Problem requirements — Present the following data again exactly as it is shown.

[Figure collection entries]
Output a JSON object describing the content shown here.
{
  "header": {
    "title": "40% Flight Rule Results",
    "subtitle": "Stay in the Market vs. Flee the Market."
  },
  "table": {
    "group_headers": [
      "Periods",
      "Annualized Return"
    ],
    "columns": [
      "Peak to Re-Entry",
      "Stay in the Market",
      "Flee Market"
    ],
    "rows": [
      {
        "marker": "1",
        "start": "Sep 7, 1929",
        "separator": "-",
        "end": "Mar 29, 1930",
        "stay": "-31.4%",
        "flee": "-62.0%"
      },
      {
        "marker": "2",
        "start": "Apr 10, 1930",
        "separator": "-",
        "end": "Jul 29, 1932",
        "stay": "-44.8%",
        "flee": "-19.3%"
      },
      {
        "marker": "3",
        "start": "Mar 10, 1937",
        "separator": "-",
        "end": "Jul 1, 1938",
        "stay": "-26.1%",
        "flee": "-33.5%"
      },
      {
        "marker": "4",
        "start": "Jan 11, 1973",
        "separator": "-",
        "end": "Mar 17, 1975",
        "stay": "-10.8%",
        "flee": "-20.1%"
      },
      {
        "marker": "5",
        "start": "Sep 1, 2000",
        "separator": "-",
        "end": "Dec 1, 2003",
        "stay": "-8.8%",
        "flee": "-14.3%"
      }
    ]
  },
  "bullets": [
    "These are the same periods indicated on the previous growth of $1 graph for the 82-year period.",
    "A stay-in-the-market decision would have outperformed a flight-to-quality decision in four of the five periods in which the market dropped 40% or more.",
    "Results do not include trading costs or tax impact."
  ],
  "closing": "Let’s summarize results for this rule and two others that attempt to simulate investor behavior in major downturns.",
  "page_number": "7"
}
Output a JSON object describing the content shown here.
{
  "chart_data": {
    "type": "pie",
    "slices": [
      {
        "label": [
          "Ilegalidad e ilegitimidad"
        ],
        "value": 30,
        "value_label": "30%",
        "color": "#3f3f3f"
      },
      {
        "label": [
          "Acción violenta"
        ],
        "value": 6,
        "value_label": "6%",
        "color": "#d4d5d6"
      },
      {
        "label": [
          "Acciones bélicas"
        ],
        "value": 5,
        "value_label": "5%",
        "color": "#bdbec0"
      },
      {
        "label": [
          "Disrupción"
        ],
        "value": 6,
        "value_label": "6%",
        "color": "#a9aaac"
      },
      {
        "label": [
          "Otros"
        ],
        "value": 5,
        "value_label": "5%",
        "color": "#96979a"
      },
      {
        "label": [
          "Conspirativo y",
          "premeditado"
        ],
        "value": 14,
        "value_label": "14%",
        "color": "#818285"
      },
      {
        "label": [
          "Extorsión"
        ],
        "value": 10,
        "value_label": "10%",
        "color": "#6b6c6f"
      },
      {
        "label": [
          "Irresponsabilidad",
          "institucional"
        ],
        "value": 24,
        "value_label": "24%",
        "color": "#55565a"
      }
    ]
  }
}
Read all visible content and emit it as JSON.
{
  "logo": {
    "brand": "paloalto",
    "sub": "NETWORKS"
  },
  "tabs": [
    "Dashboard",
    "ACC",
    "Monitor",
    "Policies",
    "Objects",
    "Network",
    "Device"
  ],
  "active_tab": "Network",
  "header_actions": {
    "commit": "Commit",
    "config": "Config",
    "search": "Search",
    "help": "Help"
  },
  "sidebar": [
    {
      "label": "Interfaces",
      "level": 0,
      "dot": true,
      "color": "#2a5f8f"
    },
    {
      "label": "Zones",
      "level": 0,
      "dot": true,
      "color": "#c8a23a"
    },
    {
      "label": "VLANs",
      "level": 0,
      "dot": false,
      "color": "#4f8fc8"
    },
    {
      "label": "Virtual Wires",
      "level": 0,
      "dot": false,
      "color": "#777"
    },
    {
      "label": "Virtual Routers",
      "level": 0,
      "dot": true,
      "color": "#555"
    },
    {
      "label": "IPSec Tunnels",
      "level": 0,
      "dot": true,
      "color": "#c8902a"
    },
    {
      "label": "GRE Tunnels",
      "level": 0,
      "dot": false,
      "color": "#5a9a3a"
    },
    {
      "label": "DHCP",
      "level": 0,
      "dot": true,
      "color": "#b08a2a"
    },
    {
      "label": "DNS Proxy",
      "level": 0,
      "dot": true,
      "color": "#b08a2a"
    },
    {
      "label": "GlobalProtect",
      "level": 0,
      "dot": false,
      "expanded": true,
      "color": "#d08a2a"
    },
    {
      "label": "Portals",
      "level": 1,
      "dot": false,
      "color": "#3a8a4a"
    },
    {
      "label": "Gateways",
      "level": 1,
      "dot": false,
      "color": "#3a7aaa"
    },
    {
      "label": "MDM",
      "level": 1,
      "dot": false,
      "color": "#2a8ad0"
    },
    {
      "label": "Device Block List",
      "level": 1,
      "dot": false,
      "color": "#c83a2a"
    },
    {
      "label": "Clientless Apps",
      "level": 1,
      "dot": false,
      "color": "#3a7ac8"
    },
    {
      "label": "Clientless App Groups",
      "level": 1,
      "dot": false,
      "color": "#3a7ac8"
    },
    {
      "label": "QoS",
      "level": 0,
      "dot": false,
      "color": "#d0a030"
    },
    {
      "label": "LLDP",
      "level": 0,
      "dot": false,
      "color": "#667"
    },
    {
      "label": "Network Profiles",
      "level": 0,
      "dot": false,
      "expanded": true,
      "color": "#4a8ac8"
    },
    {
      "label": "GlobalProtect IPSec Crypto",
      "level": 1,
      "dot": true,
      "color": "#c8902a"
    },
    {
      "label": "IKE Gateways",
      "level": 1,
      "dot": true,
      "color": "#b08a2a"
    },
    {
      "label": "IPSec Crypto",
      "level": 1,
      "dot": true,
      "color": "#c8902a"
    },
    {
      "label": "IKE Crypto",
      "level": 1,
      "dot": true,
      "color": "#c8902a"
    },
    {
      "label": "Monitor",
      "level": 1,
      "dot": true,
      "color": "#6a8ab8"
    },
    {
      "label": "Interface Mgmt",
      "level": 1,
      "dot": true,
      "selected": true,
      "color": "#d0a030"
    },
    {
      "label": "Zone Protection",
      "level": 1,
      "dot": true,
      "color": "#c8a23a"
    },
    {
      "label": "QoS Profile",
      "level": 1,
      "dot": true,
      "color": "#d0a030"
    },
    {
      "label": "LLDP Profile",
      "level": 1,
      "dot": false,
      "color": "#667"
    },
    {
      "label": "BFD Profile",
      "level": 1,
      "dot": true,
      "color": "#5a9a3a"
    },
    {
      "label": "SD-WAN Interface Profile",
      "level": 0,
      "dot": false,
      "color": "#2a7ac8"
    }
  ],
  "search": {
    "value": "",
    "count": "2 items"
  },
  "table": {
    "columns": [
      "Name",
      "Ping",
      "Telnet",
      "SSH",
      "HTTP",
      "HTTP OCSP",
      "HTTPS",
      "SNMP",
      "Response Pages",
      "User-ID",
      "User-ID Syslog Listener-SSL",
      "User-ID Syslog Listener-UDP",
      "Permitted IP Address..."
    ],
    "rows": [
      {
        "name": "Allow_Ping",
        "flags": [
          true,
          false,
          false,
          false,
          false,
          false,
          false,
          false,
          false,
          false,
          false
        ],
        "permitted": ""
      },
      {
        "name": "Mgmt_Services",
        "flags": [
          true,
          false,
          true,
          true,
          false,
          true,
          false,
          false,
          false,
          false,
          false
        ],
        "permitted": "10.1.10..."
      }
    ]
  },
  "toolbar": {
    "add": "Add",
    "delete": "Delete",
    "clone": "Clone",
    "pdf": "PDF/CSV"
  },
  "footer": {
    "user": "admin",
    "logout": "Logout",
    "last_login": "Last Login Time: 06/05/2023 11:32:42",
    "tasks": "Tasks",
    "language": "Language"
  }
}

Task output —
Output a JSON object describing the content shown here.
{
  "header": {
    "title": "40% Flight Rule Results",
    "subtitle": "Stay in the Market vs. Flee the Market."
  },
  "table": {
    "group_headers": [
      "Periods",
      "Annualized Return"
    ],
    "columns": [
      "Peak to Re-Entry",
      "Stay in the Market",
      "Flee Market"
    ],
    "rows": [
      {
        "marker": "1",
        "start": "Sep 7, 1929",
        "separator": "-",
        "end": "Mar 29, 1930",
        "stay": "-31.4%",
        "flee": "-62.0%"
      },
      {
        "marker": "2",
        "start": "Apr 10, 1930",
        "separator": "-",
        "end": "Jul 29, 1932",
        "stay": "-44.8%",
        "flee": "-19.3%"
      },
      {
        "marker": "3",
        "start": "Mar 10, 1937",
        "separator": "-",
        "end": "Jul 1, 1938",
        "stay": "-26.1%",
        "flee": "-33.5%"
      },
      {
        "marker": "4",
        "start": "Jan 11, 1973",
        "separator": "-",
        "end": "Mar 17, 1975",
        "stay": "-10.8%",
        "flee": "-20.1%"
      },
      {
        "marker": "5",
        "start": "Sep 1, 2000",
        "separator": "-",
        "end": "Dec 1, 2003",
        "stay": "-8.8%",
        "flee": "-14.3%"
      }
    ]
  },
  "bullets": [
    "These are the same periods indicated on the previous growth of $1 graph for the 82-year period.",
    "A stay-in-the-market decision would have outperformed a flight-to-quality decision in four of the five periods in which the market dropped 40% or more.",
    "Results do not include trading costs or tax impact."
  ],
  "closing": "Let’s summarize results for this rule and two others that attempt to simulate investor behavior in major downturns.",
  "page_number": "7"
}
Output a JSON object describing the content shown here.
{
  "chart_data": {
    "type": "pie",
    "slices": [
      {
        "label": [
          "Ilegalidad e ilegitimidad"
        ],
        "value": 30,
        "value_label": "30%",
        "color": "#3f3f3f"
      },
      {
        "label": [
          "Acción violenta"
        ],
        "value": 6,
        "value_label": "6%",
        "color": "#d4d5d6"
      },
      {
        "label": [
          "Acciones bélicas"
        ],
        "value": 5,
        "value_label": "5%",
        "color": "#bdbec0"
      },
      {
        "label": [
          "Disrupción"
        ],
        "value": 6,
        "value_label": "6%",
        "color": "#a9aaac"
      },
      {
        "label": [
          "Otros"
        ],
        "value": 5,
        "value_label": "5%",
        "color": "#96979a"
      },
      {
        "label": [
          "Conspirativo y",
          "premeditado"
        ],
        "value": 14,
        "value_label": "14%",
        "color": "#818285"
      },
      {
        "label": [
          "Extorsión"
        ],
        "value": 10,
        "value_label": "10%",
        "color": "#6b6c6f"
      },
      {
        "label": [
          "Irresponsabilidad",
          "institucional"
        ],
        "value": 24,
        "value_label": "24%",
        "color": "#55565a"
      }
    ]
  }
}
Read all visible content and emit it as JSON.
{
  "logo": {
    "brand": "paloalto",
    "sub": "NETWORKS"
  },
  "tabs": [
    "Dashboard",
    "ACC",
    "Monitor",
    "Policies",
    "Objects",
    "Network",
    "Device"
  ],
  "active_tab": "Network",
  "header_actions": {
    "commit": "Commit",
    "config": "Config",
    "search": "Search",
    "help": "Help"
  },
  "sidebar": [
    {
      "label": "Interfaces",
      "level": 0,
      "dot": true,
      "color": "#2a5f8f"
    },
    {
      "label": "Zones",
      "level": 0,
      "dot": true,
      "color": "#c8a23a"
    },
    {
      "label": "VLANs",
      "level": 0,
      "dot": false,
      "color": "#4f8fc8"
    },
    {
      "label": "Virtual Wires",
      "level": 0,
      "dot": false,
      "color": "#777"
    },
    {
      "label": "Virtual Routers",
      "level": 0,
      "dot": true,
      "color": "#555"
    },
    {
      "label": "IPSec Tunnels",
      "level": 0,
      "dot": true,
      "color": "#c8902a"
    },
    {
      "label": "GRE Tunnels",
      "level": 0,
      "dot": false,
      "color": "#5a9a3a"
    },
    {
      "label": "DHCP",
      "level": 0,
      "dot": true,
      "color": "#b08a2a"
    },
    {
      "label": "DNS Proxy",
      "level": 0,
      "dot": true,
      "color": "#b08a2a"
    },
    {
      "label": "GlobalProtect",
      "level": 0,
      "dot": false,
      "expanded": true,
      "color": "#d08a2a"
    },
    {
      "label": "Portals",
      "level": 1,
      "dot": false,
      "color": "#3a8a4a"
    },
    {
      "label": "Gateways",
      "level": 1,
      "dot": false,
      "color": "#3a7aaa"
    },
    {
      "label": "MDM",
      "level": 1,
      "dot": false,
      "color": "#2a8ad0"
    },
    {
      "label": "Device Block List",
      "level": 1,
      "dot": false,
      "color": "#c83a2a"
    },
    {
      "label": "Clientless Apps",
      "level": 1,
      "dot": false,
      "color": "#3a7ac8"
    },
    {
      "label": "Clientless App Groups",
      "level": 1,
      "dot": false,
      "color": "#3a7ac8"
    },
    {
      "label": "QoS",
      "level": 0,
      "dot": false,
      "color": "#d0a030"
    },
    {
      "label": "LLDP",
      "level": 0,
      "dot": false,
      "color": "#667"
    },
    {
      "label": "Network Profiles",
      "level": 0,
      "dot": false,
      "expanded": true,
      "color": "#4a8ac8"
    },
    {
      "label": "GlobalProtect IPSec Crypto",
      "level": 1,
      "dot": true,
      "color": "#c8902a"
    },
    {
      "label": "IKE Gateways",
      "level": 1,
      "dot": true,
      "color": "#b08a2a"
    },
    {
      "label": "IPSec Crypto",
      "level": 1,
      "dot": true,
      "color": "#c8902a"
    },
    {
      "label": "IKE Crypto",
      "level": 1,
      "dot": true,
      "color": "#c8902a"
    },
    {
      "label": "Monitor",
      "level": 1,
      "dot": true,
      "color": "#6a8ab8"
    },
    {
      "label": "Interface Mgmt",
      "level": 1,
      "dot": true,
      "selected": true,
      "color": "#d0a030"
    },
    {
      "label": "Zone Protection",
      "level": 1,
      "dot": true,
      "color": "#c8a23a"
    },
    {
      "label": "QoS Profile",
      "level": 1,
      "dot": true,
      "color": "#d0a030"
    },
    {
      "label": "LLDP Profile",
      "level": 1,
      "dot": false,
      "color": "#667"
    },
    {
      "label": "BFD Profile",
      "level": 1,
      "dot": true,
      "color": "#5a9a3a"
    },
    {
      "label": "SD-WAN Interface Profile",
      "level": 0,
      "dot": false,
      "color": "#2a7ac8"
    }
  ],
  "search": {
    "value": "",
    "count": "2 items"
  },
  "table": {
    "columns": [
      "Name",
      "Ping",
      "Telnet",
      "SSH",
      "HTTP",
      "HTTP OCSP",
      "HTTPS",
      "SNMP",
      "Response Pages",
      "User-ID",
      "User-ID Syslog Listener-SSL",
      "User-ID Syslog Listener-UDP",
      "Permitted IP Address..."
    ],
    "rows": [
      {
        "name": "Allow_Ping",
        "flags": [
          true,
          false,
          false,
          false,
          false,
          false,
          false,
          false,
          false,
          false,
          false
        ],
        "permitted": ""
      },
      {
        "name": "Mgmt_Services",
        "flags": [
          true,
          false,
          true,
          true,
          false,
          true,
          false,
          false,
          false,
          false,
          false
        ],
        "permitted": "10.1.10..."
      }
    ]
  },
  "toolbar": {
    "add": "Add",
    "delete": "Delete",
    "clone": "Clone",
    "pdf": "PDF/CSV"
  },
  "footer": {
    "user": "admin",
    "logout": "Logout",
    "last_login": "Last Login Time: 06/05/2023 11:32:42",
    "tasks": "Tasks",
    "language": "Language"
  }
}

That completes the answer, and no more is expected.